- _THE EXERCISE_: How many lines in this material include the string "epoch"? Answer with the number and nothing further.

[Entries with figure data]
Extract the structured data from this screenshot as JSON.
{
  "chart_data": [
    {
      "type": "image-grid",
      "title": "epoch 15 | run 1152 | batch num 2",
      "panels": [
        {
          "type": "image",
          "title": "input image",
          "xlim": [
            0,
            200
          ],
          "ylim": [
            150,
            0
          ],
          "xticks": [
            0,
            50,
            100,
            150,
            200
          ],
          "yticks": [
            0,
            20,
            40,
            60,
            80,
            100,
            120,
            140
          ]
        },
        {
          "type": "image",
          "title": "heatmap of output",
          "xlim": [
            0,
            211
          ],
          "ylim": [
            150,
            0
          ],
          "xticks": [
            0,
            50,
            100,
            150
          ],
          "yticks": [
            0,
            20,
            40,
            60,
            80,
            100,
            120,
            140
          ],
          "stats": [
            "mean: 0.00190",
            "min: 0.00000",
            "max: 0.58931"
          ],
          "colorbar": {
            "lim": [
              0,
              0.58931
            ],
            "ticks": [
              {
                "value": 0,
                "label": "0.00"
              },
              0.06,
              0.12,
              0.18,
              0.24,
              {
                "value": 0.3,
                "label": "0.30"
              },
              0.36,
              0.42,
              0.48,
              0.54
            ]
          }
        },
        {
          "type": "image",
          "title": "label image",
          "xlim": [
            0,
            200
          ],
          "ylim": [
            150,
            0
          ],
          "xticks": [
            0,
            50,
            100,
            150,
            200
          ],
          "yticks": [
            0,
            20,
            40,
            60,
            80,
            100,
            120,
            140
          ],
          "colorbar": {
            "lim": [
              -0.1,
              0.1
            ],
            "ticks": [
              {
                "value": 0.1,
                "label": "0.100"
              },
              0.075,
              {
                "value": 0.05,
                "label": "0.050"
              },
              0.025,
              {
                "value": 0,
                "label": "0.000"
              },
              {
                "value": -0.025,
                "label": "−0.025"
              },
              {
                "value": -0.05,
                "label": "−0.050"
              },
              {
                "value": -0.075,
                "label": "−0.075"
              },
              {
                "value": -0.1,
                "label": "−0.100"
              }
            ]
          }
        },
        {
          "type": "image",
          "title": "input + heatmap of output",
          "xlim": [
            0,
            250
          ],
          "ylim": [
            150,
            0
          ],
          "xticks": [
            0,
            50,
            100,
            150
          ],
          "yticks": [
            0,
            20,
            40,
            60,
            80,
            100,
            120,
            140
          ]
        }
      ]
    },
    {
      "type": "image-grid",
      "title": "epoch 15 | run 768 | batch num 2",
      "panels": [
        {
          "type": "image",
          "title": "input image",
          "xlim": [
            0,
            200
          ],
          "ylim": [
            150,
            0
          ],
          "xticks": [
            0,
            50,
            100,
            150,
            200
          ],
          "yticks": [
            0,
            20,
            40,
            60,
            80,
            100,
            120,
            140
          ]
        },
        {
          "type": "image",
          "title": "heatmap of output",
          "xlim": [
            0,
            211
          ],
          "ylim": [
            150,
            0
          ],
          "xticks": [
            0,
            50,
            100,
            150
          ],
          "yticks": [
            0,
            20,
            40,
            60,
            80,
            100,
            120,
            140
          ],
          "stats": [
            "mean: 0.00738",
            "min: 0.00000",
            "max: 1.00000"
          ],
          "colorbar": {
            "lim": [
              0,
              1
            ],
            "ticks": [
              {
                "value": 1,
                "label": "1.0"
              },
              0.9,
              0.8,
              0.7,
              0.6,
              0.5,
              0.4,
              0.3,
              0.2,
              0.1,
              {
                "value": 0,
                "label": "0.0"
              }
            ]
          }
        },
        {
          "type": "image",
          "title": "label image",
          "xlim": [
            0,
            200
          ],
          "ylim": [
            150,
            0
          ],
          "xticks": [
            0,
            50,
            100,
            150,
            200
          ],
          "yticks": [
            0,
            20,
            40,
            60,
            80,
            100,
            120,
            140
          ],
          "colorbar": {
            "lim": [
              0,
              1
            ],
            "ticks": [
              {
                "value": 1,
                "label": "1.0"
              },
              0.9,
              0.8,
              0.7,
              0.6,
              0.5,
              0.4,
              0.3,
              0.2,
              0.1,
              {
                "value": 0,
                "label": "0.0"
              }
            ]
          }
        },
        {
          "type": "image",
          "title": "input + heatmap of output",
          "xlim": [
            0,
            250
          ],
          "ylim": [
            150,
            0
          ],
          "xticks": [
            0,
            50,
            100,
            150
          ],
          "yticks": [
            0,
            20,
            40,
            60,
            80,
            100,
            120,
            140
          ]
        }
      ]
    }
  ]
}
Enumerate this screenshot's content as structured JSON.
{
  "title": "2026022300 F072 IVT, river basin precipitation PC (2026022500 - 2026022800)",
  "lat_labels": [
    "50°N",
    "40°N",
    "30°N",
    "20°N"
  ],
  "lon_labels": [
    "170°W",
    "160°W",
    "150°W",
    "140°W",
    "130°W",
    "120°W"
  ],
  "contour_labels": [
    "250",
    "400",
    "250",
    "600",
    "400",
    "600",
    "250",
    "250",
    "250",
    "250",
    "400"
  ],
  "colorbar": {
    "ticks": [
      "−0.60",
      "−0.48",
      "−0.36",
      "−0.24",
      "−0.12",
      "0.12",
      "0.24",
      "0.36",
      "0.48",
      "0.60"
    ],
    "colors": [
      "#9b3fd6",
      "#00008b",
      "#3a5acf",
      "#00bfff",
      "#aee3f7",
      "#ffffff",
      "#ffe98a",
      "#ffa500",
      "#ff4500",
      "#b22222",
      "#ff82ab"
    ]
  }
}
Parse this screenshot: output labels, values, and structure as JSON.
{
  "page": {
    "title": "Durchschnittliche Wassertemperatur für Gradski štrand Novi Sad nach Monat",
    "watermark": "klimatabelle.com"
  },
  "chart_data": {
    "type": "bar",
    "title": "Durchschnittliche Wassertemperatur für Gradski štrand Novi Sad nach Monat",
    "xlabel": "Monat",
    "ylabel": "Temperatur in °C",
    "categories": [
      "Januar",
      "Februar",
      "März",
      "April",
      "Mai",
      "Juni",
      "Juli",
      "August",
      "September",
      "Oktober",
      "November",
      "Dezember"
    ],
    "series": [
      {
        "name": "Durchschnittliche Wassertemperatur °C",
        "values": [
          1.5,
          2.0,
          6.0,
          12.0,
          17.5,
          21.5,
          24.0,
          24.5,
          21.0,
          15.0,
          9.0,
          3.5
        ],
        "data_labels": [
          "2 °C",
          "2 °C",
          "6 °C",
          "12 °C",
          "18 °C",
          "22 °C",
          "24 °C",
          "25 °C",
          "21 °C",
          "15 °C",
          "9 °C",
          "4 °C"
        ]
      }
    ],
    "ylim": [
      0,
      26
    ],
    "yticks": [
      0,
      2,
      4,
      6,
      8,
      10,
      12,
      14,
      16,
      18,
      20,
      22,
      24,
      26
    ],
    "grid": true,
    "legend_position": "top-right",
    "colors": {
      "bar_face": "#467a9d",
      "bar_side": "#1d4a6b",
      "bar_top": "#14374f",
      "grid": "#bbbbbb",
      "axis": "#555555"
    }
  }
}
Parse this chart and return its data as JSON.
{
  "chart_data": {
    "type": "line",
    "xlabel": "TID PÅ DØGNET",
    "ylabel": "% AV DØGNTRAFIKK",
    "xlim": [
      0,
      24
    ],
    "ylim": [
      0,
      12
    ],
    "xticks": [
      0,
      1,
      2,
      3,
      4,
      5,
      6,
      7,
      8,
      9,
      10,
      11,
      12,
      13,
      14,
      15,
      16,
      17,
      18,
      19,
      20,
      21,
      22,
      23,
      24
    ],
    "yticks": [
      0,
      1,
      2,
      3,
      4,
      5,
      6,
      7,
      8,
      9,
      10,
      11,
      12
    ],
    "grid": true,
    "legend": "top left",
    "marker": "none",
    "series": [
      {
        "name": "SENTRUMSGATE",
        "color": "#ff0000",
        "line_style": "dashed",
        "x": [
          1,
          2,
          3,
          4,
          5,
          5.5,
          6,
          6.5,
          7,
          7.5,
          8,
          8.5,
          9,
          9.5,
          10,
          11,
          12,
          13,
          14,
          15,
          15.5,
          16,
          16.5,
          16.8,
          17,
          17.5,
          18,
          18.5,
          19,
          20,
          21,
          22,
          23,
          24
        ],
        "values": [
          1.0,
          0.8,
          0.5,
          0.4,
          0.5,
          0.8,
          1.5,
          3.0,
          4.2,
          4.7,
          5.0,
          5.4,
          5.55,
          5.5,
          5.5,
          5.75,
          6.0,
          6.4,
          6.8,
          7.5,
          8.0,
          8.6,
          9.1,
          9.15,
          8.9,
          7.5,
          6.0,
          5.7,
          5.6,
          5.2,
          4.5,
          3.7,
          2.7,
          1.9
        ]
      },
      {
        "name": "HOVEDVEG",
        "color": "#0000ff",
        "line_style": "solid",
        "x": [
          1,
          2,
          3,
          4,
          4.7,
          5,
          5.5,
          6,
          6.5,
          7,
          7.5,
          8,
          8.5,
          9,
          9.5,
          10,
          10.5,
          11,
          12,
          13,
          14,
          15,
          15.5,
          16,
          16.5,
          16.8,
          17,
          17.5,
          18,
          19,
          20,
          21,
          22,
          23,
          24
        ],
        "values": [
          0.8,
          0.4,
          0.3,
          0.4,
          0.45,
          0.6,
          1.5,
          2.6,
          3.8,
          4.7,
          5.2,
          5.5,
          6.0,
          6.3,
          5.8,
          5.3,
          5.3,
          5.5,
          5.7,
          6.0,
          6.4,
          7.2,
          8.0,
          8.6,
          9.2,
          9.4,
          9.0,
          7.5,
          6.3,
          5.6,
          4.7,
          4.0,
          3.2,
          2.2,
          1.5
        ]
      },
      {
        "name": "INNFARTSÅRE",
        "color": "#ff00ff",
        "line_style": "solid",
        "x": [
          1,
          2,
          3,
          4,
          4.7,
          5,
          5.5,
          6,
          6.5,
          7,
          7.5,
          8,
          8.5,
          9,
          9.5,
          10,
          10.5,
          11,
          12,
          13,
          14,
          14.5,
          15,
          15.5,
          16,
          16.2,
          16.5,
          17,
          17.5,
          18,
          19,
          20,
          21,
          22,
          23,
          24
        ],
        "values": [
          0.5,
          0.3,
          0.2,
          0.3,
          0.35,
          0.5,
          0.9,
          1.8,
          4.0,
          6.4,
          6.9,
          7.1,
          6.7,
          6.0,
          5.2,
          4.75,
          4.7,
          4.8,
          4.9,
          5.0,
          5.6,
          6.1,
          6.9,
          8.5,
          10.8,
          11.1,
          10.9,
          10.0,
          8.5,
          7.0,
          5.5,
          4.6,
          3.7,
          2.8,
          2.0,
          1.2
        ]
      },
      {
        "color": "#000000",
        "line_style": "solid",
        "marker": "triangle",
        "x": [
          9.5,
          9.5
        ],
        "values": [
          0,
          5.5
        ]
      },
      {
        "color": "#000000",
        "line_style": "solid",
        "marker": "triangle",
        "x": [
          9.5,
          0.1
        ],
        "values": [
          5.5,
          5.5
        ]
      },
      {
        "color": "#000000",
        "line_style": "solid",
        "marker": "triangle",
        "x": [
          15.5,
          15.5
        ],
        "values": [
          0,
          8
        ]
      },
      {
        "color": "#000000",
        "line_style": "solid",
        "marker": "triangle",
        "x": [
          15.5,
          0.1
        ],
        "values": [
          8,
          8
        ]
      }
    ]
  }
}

- _RESPONSE_: 2